◆ **WHAT TO WORK ON**: Output the entries verbatim, including every line.

◆ **SUPPLIED MATERIAL**:
◆ ◆ ◆ ◆ ◆

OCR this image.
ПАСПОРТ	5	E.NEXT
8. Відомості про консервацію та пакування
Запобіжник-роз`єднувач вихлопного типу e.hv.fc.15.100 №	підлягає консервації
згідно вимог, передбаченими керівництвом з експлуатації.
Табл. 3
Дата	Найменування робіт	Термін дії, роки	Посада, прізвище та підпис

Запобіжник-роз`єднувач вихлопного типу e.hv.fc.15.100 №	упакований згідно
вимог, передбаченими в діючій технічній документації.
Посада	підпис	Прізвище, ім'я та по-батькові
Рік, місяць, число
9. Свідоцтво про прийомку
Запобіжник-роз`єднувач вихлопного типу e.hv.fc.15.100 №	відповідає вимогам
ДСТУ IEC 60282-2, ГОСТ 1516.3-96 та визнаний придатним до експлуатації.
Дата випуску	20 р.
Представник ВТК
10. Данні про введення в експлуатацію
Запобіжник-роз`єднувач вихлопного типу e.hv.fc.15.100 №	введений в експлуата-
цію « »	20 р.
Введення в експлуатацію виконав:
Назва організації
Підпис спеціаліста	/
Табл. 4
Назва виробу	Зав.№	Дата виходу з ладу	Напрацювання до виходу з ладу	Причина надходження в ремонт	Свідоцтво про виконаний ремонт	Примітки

◆ ◆ ◆ ◆ ◆

◆ **RESPONSE TO THIS EXERCISE**:
OCR this image.
ПАСПОРТ	5	E.NEXT
8. Відомості про консервацію та пакування
Запобіжник-роз`єднувач вихлопного типу e.hv.fc.15.100 №	підлягає консервації
згідно вимог, передбаченими керівництвом з експлуатації.
Табл. 3
Дата	Найменування робіт	Термін дії, роки	Посада, прізвище та підпис

Запобіжник-роз`єднувач вихлопного типу e.hv.fc.15.100 №	упакований згідно
вимог, передбаченими в діючій технічній документації.
Посада	підпис	Прізвище, ім'я та по-батькові
Рік, місяць, число
9. Свідоцтво про прийомку
Запобіжник-роз`єднувач вихлопного типу e.hv.fc.15.100 №	відповідає вимогам
ДСТУ IEC 60282-2, ГОСТ 1516.3-96 та визнаний придатним до експлуатації.
Дата випуску	20 р.
Представник ВТК
10. Данні про введення в експлуатацію
Запобіжник-роз`єднувач вихлопного типу e.hv.fc.15.100 №	введений в експлуата-
цію « »	20 р.
Введення в експлуатацію виконав:
Назва організації
Підпис спеціаліста	/
Табл. 4
Назва виробу	Зав.№	Дата виходу з ладу	Напрацювання до виходу з ладу	Причина надходження в ремонт	Свідоцтво про виконаний ремонт	Примітки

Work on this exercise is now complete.